_What you should do_
State how many lines of the listing below include the word "will". Give only the number.
______
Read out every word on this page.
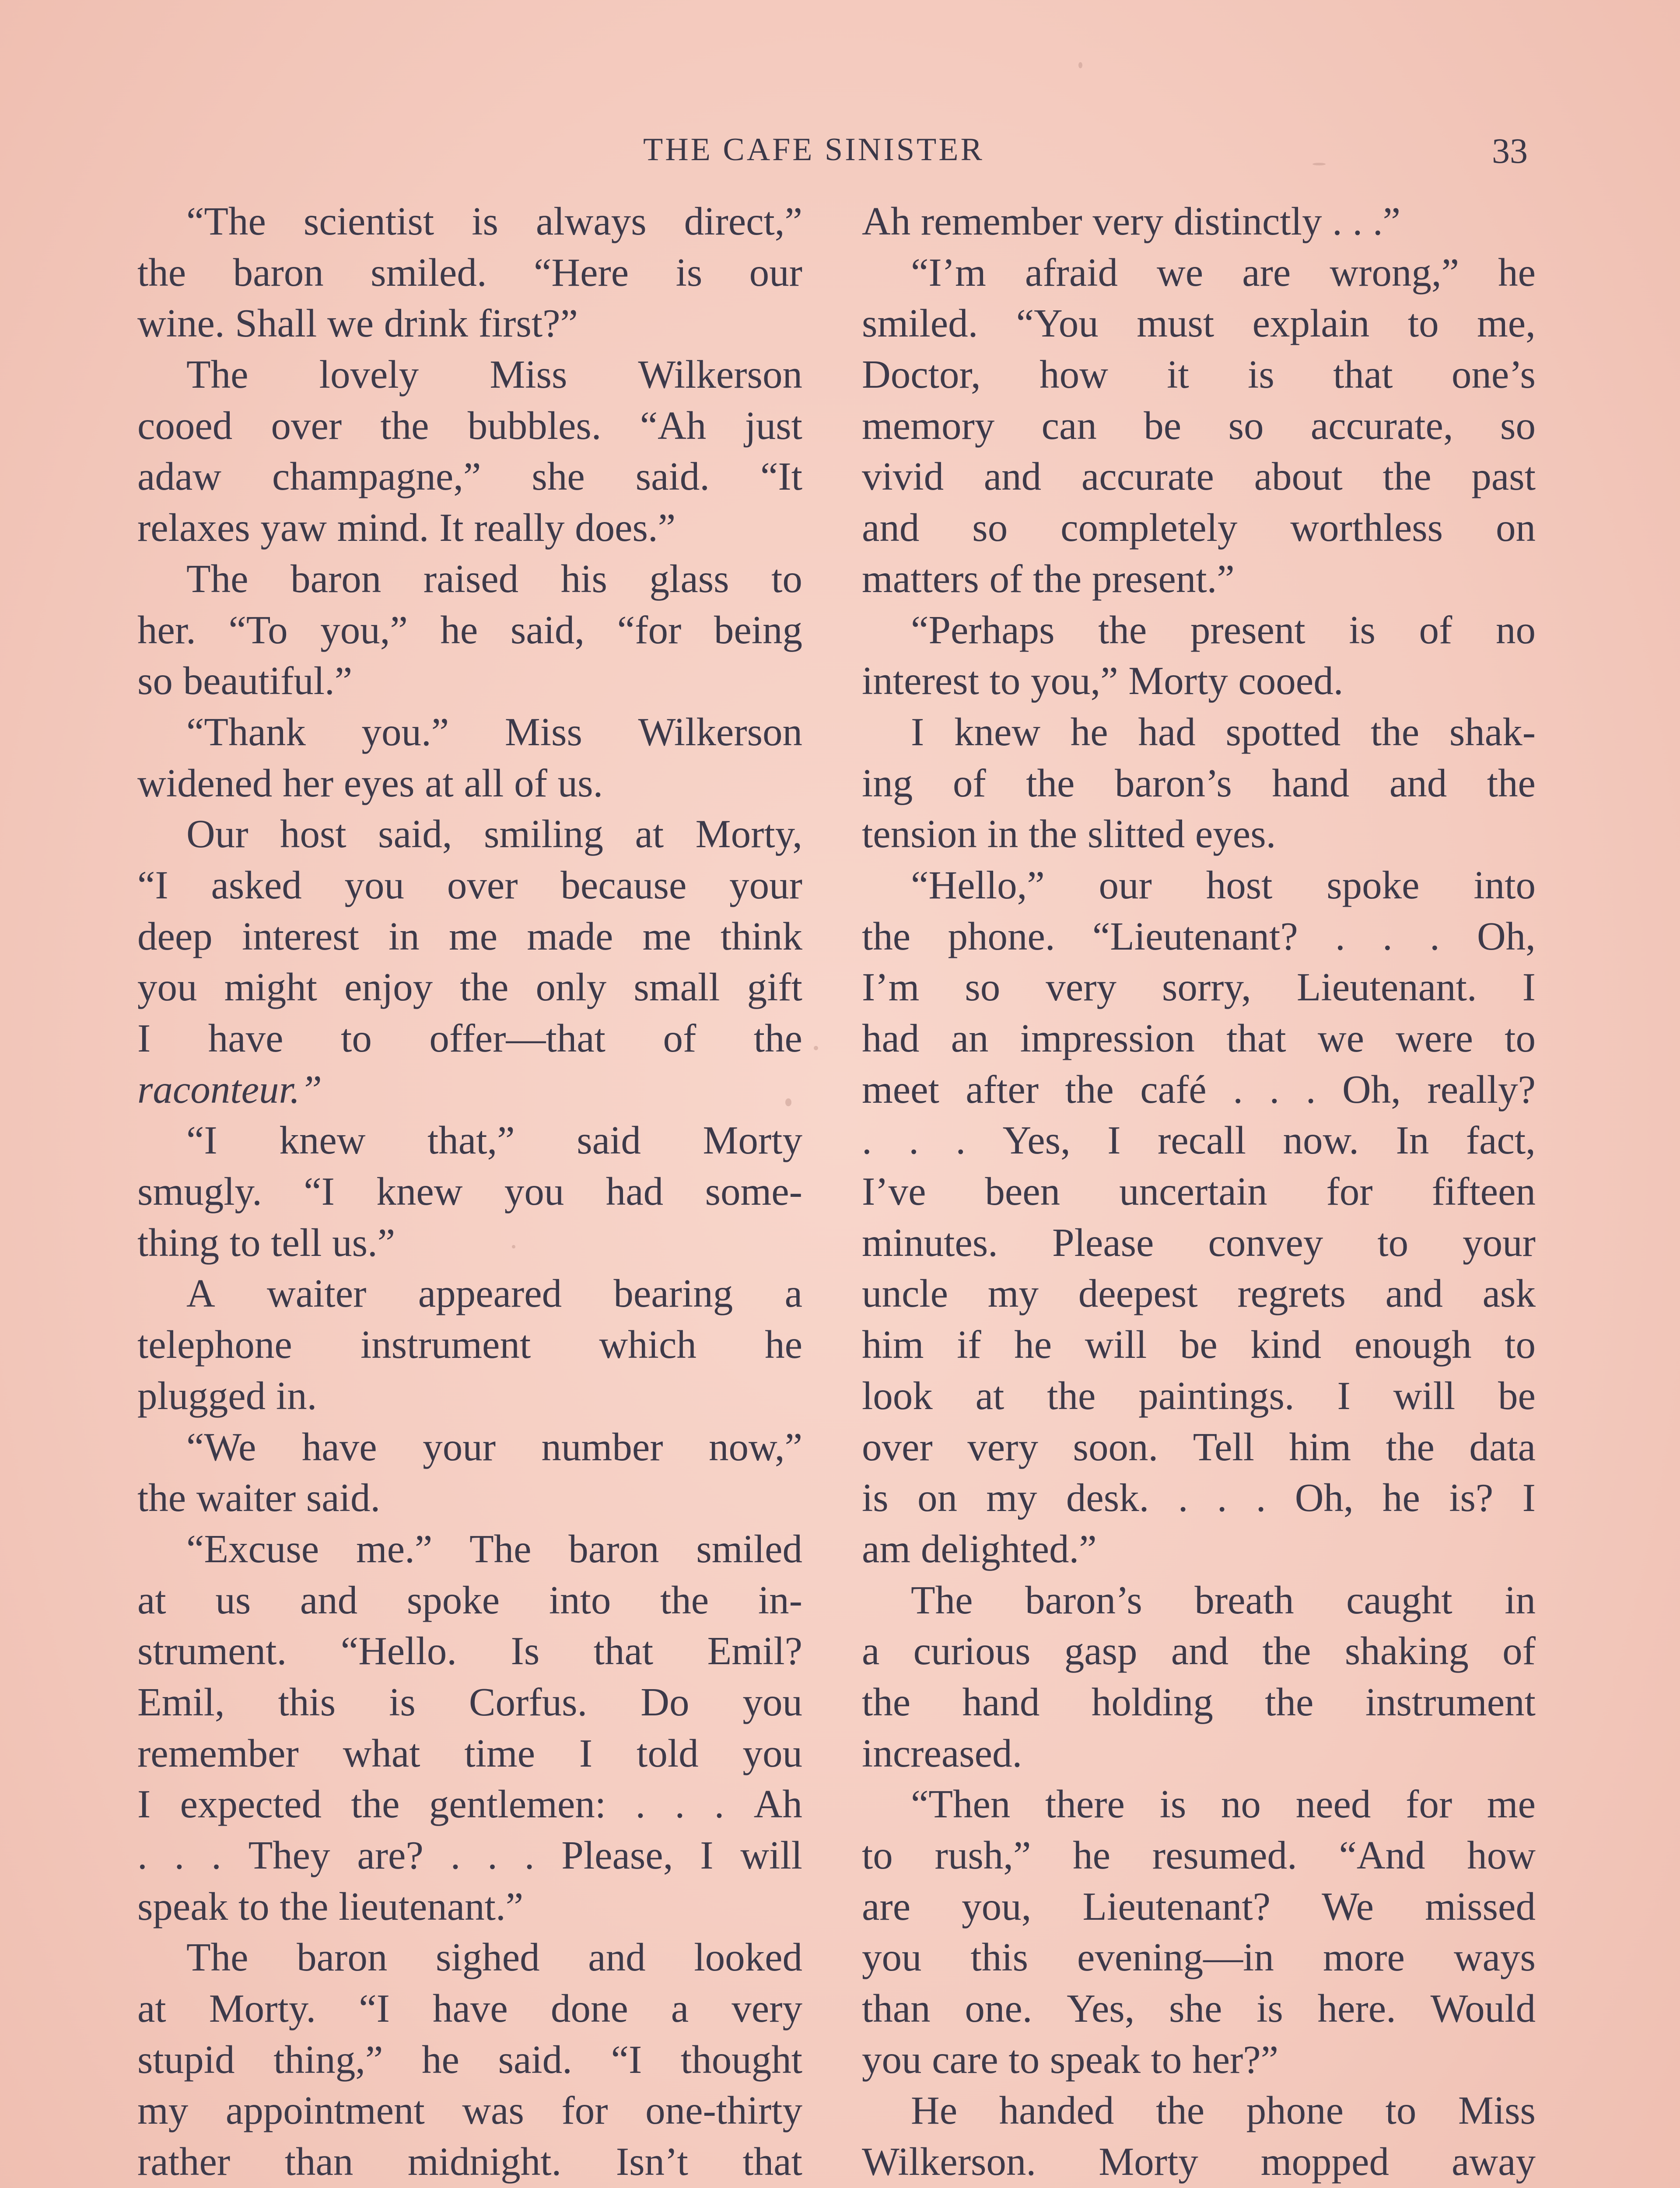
THE CAFE SINISTER	33
“The scientist is always direct,”
the baron smiled. “Here is our
wine. Shall we drink first?”
The lovely Miss Wilkerson
cooed over the bubbles. “Ah just
adaw champagne,” she said. “It
relaxes yaw mind. It really does.”
The baron raised his glass to
her. “To you,” he said, “for being
so beautiful.”
“Thank you.” Miss Wilkerson
widened her eyes at all of us.
Our host said, smiling at Morty,
“I asked you over because your
deep interest in me made me think
you might enjoy the only small gift
I have to offer—that of the
raconteur.”
“I knew that,” said Morty
smugly. “I knew you had some-
thing to tell us.”
A waiter appeared bearing a
telephone instrument which he
plugged in.
“We have your number now,”
the waiter said.
“Excuse me.” The baron smiled
at us and spoke into the in-
strument. “Hello. Is that Emil?
Emil, this is Corfus. Do you
remember what time I told you
I expected the gentlemen: . . . Ah
. . . They are? . . . Please, I will
speak to the lieutenant.”
The baron sighed and looked
at Morty. “I have done a very
stupid thing,” he said. “I thought
my appointment was for one-thirty
rather than midnight. Isn’t that
Ah remember very distinctly . . .”
“I’m afraid we are wrong,” he
smiled. “You must explain to me,
Doctor, how it is that one’s
memory can be so accurate, so
vivid and accurate about the past
and so completely worthless on
matters of the present.”
“Perhaps the present is of no
interest to you,” Morty cooed.
I knew he had spotted the shak-
ing of the baron’s hand and the
tension in the slitted eyes.
“Hello,” our host spoke into
the phone. “Lieutenant? . . . Oh,
I’m so very sorry, Lieutenant. I
had an impression that we were to
meet after the café . . . Oh, really?
. . . Yes, I recall now. In fact,
I’ve been uncertain for fifteen
minutes. Please convey to your
uncle my deepest regrets and ask
him if he will be kind enough to
look at the paintings. I will be
over very soon. Tell him the data
is on my desk. . . . Oh, he is? I
am delighted.”
The baron’s breath caught in
a curious gasp and the shaking of
the hand holding the instrument
increased.
“Then there is no need for me
to rush,” he resumed. “And how
are you, Lieutenant? We missed
you this evening—in more ways
than one. Yes, she is here. Would
you care to speak to her?”
He handed the phone to Miss
Wilkerson. Morty mopped away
______
_Result of this exercise_
3